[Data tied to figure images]
□ □ □

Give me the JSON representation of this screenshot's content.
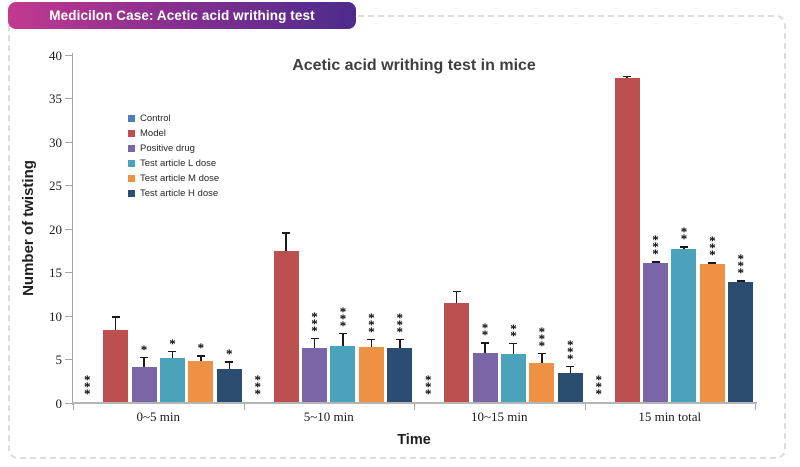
{
  "header": {
    "badge_label": "Medicilon Case: Acetic acid writhing test",
    "badge_gradient": [
      "#c2398f",
      "#4c2b8c"
    ]
  },
  "chart_data": {
    "type": "bar",
    "title": "Acetic acid writhing test in mice",
    "xlabel": "Time",
    "ylabel": "Number of twisting",
    "ylim": [
      0,
      40
    ],
    "ytick_step": 5,
    "grid": false,
    "legend_position": "inside-upper-left",
    "error_bars": "upper-whisker",
    "categories": [
      "0~5 min",
      "5~10 min",
      "10~15 min",
      "15 min total"
    ],
    "series": [
      {
        "name": "Control",
        "color": "#4a7ebb",
        "values": [
          0,
          0,
          0,
          0
        ],
        "errors": [
          0,
          0,
          0,
          0
        ],
        "sig": [
          "***",
          "***",
          "***",
          "***"
        ]
      },
      {
        "name": "Model",
        "color": "#bc4f4f",
        "values": [
          8.4,
          17.5,
          11.5,
          37.3
        ],
        "errors": [
          1.6,
          2.1,
          1.4,
          0.3
        ],
        "sig": [
          "",
          "",
          "",
          ""
        ]
      },
      {
        "name": "Positive drug",
        "color": "#7a66a6",
        "values": [
          4.1,
          6.3,
          5.7,
          16.1
        ],
        "errors": [
          1.2,
          1.2,
          1.3,
          0.2
        ],
        "sig": [
          "*",
          "***",
          "**",
          "***"
        ]
      },
      {
        "name": "Test article L dose",
        "color": "#4aa3ba",
        "values": [
          5.2,
          6.6,
          5.6,
          17.7
        ],
        "errors": [
          0.8,
          1.5,
          1.3,
          0.3
        ],
        "sig": [
          "*",
          "***",
          "**",
          "**"
        ]
      },
      {
        "name": "Test article M dose",
        "color": "#ef9145",
        "values": [
          4.8,
          6.4,
          4.6,
          16.0
        ],
        "errors": [
          0.7,
          1.0,
          1.2,
          0.2
        ],
        "sig": [
          "*",
          "***",
          "***",
          "***"
        ]
      },
      {
        "name": "Test article H dose",
        "color": "#2b4d71",
        "values": [
          3.9,
          6.3,
          3.5,
          13.9
        ],
        "errors": [
          0.9,
          1.1,
          0.8,
          0.2
        ],
        "sig": [
          "*",
          "***",
          "***",
          "***"
        ]
      }
    ]
  }
}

□ □ □

GOAL: All of the data above should be quoted exactly, except for the pictures.

EXPECTED ANSWER:
Give me the JSON representation of this screenshot's content.
{
  "header": {
    "badge_label": "Medicilon Case: Acetic acid writhing test",
    "badge_gradient": [
      "#c2398f",
      "#4c2b8c"
    ]
  },
  "chart_data": {
    "type": "bar",
    "title": "Acetic acid writhing test in mice",
    "xlabel": "Time",
    "ylabel": "Number of twisting",
    "ylim": [
      0,
      40
    ],
    "ytick_step": 5,
    "grid": false,
    "legend_position": "inside-upper-left",
    "error_bars": "upper-whisker",
    "categories": [
      "0~5 min",
      "5~10 min",
      "10~15 min",
      "15 min total"
    ],
    "series": [
      {
        "name": "Control",
        "color": "#4a7ebb",
        "values": [
          0,
          0,
          0,
          0
        ],
        "errors": [
          0,
          0,
          0,
          0
        ],
        "sig": [
          "***",
          "***",
          "***",
          "***"
        ]
      },
      {
        "name": "Model",
        "color": "#bc4f4f",
        "values": [
          8.4,
          17.5,
          11.5,
          37.3
        ],
        "errors": [
          1.6,
          2.1,
          1.4,
          0.3
        ],
        "sig": [
          "",
          "",
          "",
          ""
        ]
      },
      {
        "name": "Positive drug",
        "color": "#7a66a6",
        "values": [
          4.1,
          6.3,
          5.7,
          16.1
        ],
        "errors": [
          1.2,
          1.2,
          1.3,
          0.2
        ],
        "sig": [
          "*",
          "***",
          "**",
          "***"
        ]
      },
      {
        "name": "Test article L dose",
        "color": "#4aa3ba",
        "values": [
          5.2,
          6.6,
          5.6,
          17.7
        ],
        "errors": [
          0.8,
          1.5,
          1.3,
          0.3
        ],
        "sig": [
          "*",
          "***",
          "**",
          "**"
        ]
      },
      {
        "name": "Test article M dose",
        "color": "#ef9145",
        "values": [
          4.8,
          6.4,
          4.6,
          16.0
        ],
        "errors": [
          0.7,
          1.0,
          1.2,
          0.2
        ],
        "sig": [
          "*",
          "***",
          "***",
          "***"
        ]
      },
      {
        "name": "Test article H dose",
        "color": "#2b4d71",
        "values": [
          3.9,
          6.3,
          3.5,
          13.9
        ],
        "errors": [
          0.9,
          1.1,
          0.8,
          0.2
        ],
        "sig": [
          "*",
          "***",
          "***",
          "***"
        ]
      }
    ]
  }
}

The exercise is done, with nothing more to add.